* START Given data *

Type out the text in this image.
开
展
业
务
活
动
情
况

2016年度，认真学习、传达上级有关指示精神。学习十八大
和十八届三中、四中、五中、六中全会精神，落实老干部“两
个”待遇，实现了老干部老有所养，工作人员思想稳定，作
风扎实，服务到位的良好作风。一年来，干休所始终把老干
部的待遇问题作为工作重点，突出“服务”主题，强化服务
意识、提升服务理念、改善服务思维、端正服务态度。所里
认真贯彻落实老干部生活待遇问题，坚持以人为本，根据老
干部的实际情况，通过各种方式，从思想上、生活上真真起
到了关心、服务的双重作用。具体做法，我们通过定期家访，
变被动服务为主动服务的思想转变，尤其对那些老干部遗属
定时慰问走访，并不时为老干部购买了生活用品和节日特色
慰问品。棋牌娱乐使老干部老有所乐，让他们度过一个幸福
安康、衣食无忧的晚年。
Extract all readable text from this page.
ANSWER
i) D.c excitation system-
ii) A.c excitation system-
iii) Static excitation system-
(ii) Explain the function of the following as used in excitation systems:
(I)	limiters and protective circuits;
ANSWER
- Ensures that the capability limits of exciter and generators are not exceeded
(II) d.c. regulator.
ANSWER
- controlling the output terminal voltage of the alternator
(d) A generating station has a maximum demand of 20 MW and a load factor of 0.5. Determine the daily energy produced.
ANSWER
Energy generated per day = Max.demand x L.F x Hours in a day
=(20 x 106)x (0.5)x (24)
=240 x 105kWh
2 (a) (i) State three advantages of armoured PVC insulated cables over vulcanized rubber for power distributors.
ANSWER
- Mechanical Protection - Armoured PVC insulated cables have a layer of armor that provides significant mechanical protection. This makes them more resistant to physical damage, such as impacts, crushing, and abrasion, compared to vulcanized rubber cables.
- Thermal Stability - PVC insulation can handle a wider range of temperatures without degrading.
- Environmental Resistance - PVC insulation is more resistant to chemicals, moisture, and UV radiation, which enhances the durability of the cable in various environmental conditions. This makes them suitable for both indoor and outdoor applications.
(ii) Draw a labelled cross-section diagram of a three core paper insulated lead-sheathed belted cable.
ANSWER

* END Given data *

What the task requires:
From the data, list each line in which the string "vulcanized" appears.

The output:
2 (a) (i) State three advantages of armoured PVC insulated cables over vulcanized rubber for power distributors.
- Mechanical Protection - Armoured PVC insulated cables have a layer of armor that provides significant mechanical protection. This makes them more resistant to physical damage, such as impacts, crushing, and abrasion, compared to vulcanized rubber cables.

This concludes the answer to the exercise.